◆ **YOUR OBJECTIVE**
Copy out all the records exactly.

◆ **EXERCISE INPUT**

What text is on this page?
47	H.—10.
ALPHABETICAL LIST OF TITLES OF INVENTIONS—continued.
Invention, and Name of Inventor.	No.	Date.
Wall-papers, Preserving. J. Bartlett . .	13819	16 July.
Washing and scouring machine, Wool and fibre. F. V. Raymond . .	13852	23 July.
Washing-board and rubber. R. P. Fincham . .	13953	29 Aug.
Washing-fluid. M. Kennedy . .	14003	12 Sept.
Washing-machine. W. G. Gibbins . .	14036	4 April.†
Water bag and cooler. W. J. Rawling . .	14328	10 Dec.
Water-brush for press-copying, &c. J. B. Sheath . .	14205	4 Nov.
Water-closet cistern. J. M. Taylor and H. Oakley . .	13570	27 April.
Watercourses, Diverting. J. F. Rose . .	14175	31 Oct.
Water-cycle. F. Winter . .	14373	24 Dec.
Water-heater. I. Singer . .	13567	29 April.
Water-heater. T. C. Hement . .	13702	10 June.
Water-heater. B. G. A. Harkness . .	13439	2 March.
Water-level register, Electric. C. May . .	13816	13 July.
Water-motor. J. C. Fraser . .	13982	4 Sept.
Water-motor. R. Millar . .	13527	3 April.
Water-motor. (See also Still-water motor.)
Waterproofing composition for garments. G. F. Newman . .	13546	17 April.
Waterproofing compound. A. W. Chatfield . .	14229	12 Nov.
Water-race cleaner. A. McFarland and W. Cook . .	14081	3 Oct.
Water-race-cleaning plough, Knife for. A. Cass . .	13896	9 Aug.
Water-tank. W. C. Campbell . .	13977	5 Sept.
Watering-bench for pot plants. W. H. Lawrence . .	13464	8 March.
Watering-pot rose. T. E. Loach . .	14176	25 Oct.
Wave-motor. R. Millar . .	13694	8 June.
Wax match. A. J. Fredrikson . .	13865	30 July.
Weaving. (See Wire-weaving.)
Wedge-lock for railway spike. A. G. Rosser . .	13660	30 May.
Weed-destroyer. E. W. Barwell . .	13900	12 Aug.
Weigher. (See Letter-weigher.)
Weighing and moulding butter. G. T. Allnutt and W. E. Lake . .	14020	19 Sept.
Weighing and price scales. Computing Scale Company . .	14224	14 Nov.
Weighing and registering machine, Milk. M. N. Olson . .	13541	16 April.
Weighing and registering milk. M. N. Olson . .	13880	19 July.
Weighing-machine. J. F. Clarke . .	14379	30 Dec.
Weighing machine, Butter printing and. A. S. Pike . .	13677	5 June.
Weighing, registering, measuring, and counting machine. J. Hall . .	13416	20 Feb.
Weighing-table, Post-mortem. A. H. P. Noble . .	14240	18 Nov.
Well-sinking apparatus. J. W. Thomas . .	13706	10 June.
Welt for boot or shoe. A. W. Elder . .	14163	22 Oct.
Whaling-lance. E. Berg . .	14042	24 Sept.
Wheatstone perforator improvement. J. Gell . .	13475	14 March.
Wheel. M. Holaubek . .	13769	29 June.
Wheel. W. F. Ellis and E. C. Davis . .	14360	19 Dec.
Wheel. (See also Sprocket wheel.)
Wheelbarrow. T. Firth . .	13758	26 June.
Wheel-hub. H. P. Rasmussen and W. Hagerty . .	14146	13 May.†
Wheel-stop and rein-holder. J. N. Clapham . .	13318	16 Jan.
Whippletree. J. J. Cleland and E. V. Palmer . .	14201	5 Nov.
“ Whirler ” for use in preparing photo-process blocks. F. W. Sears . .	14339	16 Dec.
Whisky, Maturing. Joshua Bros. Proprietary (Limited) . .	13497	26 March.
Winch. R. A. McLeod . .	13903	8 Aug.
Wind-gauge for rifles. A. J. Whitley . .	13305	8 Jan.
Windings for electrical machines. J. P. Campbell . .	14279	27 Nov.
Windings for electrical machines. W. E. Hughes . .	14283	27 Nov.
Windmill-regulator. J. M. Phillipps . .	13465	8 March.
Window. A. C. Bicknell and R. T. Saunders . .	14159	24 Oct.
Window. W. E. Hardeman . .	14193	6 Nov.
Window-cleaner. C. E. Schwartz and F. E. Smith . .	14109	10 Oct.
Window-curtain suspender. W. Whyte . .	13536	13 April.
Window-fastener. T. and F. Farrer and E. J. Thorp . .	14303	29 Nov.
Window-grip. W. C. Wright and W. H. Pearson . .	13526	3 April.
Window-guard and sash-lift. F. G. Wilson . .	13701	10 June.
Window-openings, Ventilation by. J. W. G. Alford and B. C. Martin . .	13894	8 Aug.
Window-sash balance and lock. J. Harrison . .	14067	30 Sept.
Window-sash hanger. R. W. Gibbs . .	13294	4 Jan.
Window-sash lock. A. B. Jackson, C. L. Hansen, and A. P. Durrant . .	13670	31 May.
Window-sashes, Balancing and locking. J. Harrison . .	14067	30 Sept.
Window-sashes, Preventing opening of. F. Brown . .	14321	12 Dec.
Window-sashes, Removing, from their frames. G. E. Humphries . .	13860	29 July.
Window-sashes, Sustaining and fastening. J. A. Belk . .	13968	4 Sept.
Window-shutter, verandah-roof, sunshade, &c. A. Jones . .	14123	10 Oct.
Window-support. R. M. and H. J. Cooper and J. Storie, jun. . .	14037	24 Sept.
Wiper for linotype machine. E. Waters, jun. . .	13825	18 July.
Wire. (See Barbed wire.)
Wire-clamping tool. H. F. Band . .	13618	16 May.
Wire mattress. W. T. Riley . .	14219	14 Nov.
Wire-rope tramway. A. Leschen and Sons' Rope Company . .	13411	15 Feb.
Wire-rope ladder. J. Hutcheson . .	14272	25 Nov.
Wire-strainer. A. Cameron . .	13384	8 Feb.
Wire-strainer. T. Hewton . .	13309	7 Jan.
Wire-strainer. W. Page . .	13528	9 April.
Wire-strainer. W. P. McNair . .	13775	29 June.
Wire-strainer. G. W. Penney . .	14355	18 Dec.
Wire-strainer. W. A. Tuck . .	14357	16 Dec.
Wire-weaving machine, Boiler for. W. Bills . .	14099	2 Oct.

◆ **SOLUTION BELOW**
What text is on this page?
47	H.—10.
ALPHABETICAL LIST OF TITLES OF INVENTIONS—continued.
Invention, and Name of Inventor.	No.	Date.
Wall-papers, Preserving. J. Bartlett . .	13819	16 July.
Washing and scouring machine, Wool and fibre. F. V. Raymond . .	13852	23 July.
Washing-board and rubber. R. P. Fincham . .	13953	29 Aug.
Washing-fluid. M. Kennedy . .	14003	12 Sept.
Washing-machine. W. G. Gibbins . .	14036	4 April.†
Water bag and cooler. W. J. Rawling . .	14328	10 Dec.
Water-brush for press-copying, &c. J. B. Sheath . .	14205	4 Nov.
Water-closet cistern. J. M. Taylor and H. Oakley . .	13570	27 April.
Watercourses, Diverting. J. F. Rose . .	14175	31 Oct.
Water-cycle. F. Winter . .	14373	24 Dec.
Water-heater. I. Singer . .	13567	29 April.
Water-heater. T. C. Hement . .	13702	10 June.
Water-heater. B. G. A. Harkness . .	13439	2 March.
Water-level register, Electric. C. May . .	13816	13 July.
Water-motor. J. C. Fraser . .	13982	4 Sept.
Water-motor. R. Millar . .	13527	3 April.
Water-motor. (See also Still-water motor.)
Waterproofing composition for garments. G. F. Newman . .	13546	17 April.
Waterproofing compound. A. W. Chatfield . .	14229	12 Nov.
Water-race cleaner. A. McFarland and W. Cook . .	14081	3 Oct.
Water-race-cleaning plough, Knife for. A. Cass . .	13896	9 Aug.
Water-tank. W. C. Campbell . .	13977	5 Sept.
Watering-bench for pot plants. W. H. Lawrence . .	13464	8 March.
Watering-pot rose. T. E. Loach . .	14176	25 Oct.
Wave-motor. R. Millar . .	13694	8 June.
Wax match. A. J. Fredrikson . .	13865	30 July.
Weaving. (See Wire-weaving.)
Wedge-lock for railway spike. A. G. Rosser . .	13660	30 May.
Weed-destroyer. E. W. Barwell . .	13900	12 Aug.
Weigher. (See Letter-weigher.)
Weighing and moulding butter. G. T. Allnutt and W. E. Lake . .	14020	19 Sept.
Weighing and price scales. Computing Scale Company . .	14224	14 Nov.
Weighing and registering machine, Milk. M. N. Olson . .	13541	16 April.
Weighing and registering milk. M. N. Olson . .	13880	19 July.
Weighing-machine. J. F. Clarke . .	14379	30 Dec.
Weighing machine, Butter printing and. A. S. Pike . .	13677	5 June.
Weighing, registering, measuring, and counting machine. J. Hall . .	13416	20 Feb.
Weighing-table, Post-mortem. A. H. P. Noble . .	14240	18 Nov.
Well-sinking apparatus. J. W. Thomas . .	13706	10 June.
Welt for boot or shoe. A. W. Elder . .	14163	22 Oct.
Whaling-lance. E. Berg . .	14042	24 Sept.
Wheatstone perforator improvement. J. Gell . .	13475	14 March.
Wheel. M. Holaubek . .	13769	29 June.
Wheel. W. F. Ellis and E. C. Davis . .	14360	19 Dec.
Wheel. (See also Sprocket wheel.)
Wheelbarrow. T. Firth . .	13758	26 June.
Wheel-hub. H. P. Rasmussen and W. Hagerty . .	14146	13 May.†
Wheel-stop and rein-holder. J. N. Clapham . .	13318	16 Jan.
Whippletree. J. J. Cleland and E. V. Palmer . .	14201	5 Nov.
“ Whirler ” for use in preparing photo-process blocks. F. W. Sears . .	14339	16 Dec.
Whisky, Maturing. Joshua Bros. Proprietary (Limited) . .	13497	26 March.
Winch. R. A. McLeod . .	13903	8 Aug.
Wind-gauge for rifles. A. J. Whitley . .	13305	8 Jan.
Windings for electrical machines. J. P. Campbell . .	14279	27 Nov.
Windings for electrical machines. W. E. Hughes . .	14283	27 Nov.
Windmill-regulator. J. M. Phillipps . .	13465	8 March.
Window. A. C. Bicknell and R. T. Saunders . .	14159	24 Oct.
Window. W. E. Hardeman . .	14193	6 Nov.
Window-cleaner. C. E. Schwartz and F. E. Smith . .	14109	10 Oct.
Window-curtain suspender. W. Whyte . .	13536	13 April.
Window-fastener. T. and F. Farrer and E. J. Thorp . .	14303	29 Nov.
Window-grip. W. C. Wright and W. H. Pearson . .	13526	3 April.
Window-guard and sash-lift. F. G. Wilson . .	13701	10 June.
Window-openings, Ventilation by. J. W. G. Alford and B. C. Martin . .	13894	8 Aug.
Window-sash balance and lock. J. Harrison . .	14067	30 Sept.
Window-sash hanger. R. W. Gibbs . .	13294	4 Jan.
Window-sash lock. A. B. Jackson, C. L. Hansen, and A. P. Durrant . .	13670	31 May.
Window-sashes, Balancing and locking. J. Harrison . .	14067	30 Sept.
Window-sashes, Preventing opening of. F. Brown . .	14321	12 Dec.
Window-sashes, Removing, from their frames. G. E. Humphries . .	13860	29 July.
Window-sashes, Sustaining and fastening. J. A. Belk . .	13968	4 Sept.
Window-shutter, verandah-roof, sunshade, &c. A. Jones . .	14123	10 Oct.
Window-support. R. M. and H. J. Cooper and J. Storie, jun. . .	14037	24 Sept.
Wiper for linotype machine. E. Waters, jun. . .	13825	18 July.
Wire. (See Barbed wire.)
Wire-clamping tool. H. F. Band . .	13618	16 May.
Wire mattress. W. T. Riley . .	14219	14 Nov.
Wire-rope tramway. A. Leschen and Sons' Rope Company . .	13411	15 Feb.
Wire-rope ladder. J. Hutcheson . .	14272	25 Nov.
Wire-strainer. A. Cameron . .	13384	8 Feb.
Wire-strainer. T. Hewton . .	13309	7 Jan.
Wire-strainer. W. Page . .	13528	9 April.
Wire-strainer. W. P. McNair . .	13775	29 June.
Wire-strainer. G. W. Penney . .	14355	18 Dec.
Wire-strainer. W. A. Tuck . .	14357	16 Dec.
Wire-weaving machine, Boiler for. W. Bills . .	14099	2 Oct.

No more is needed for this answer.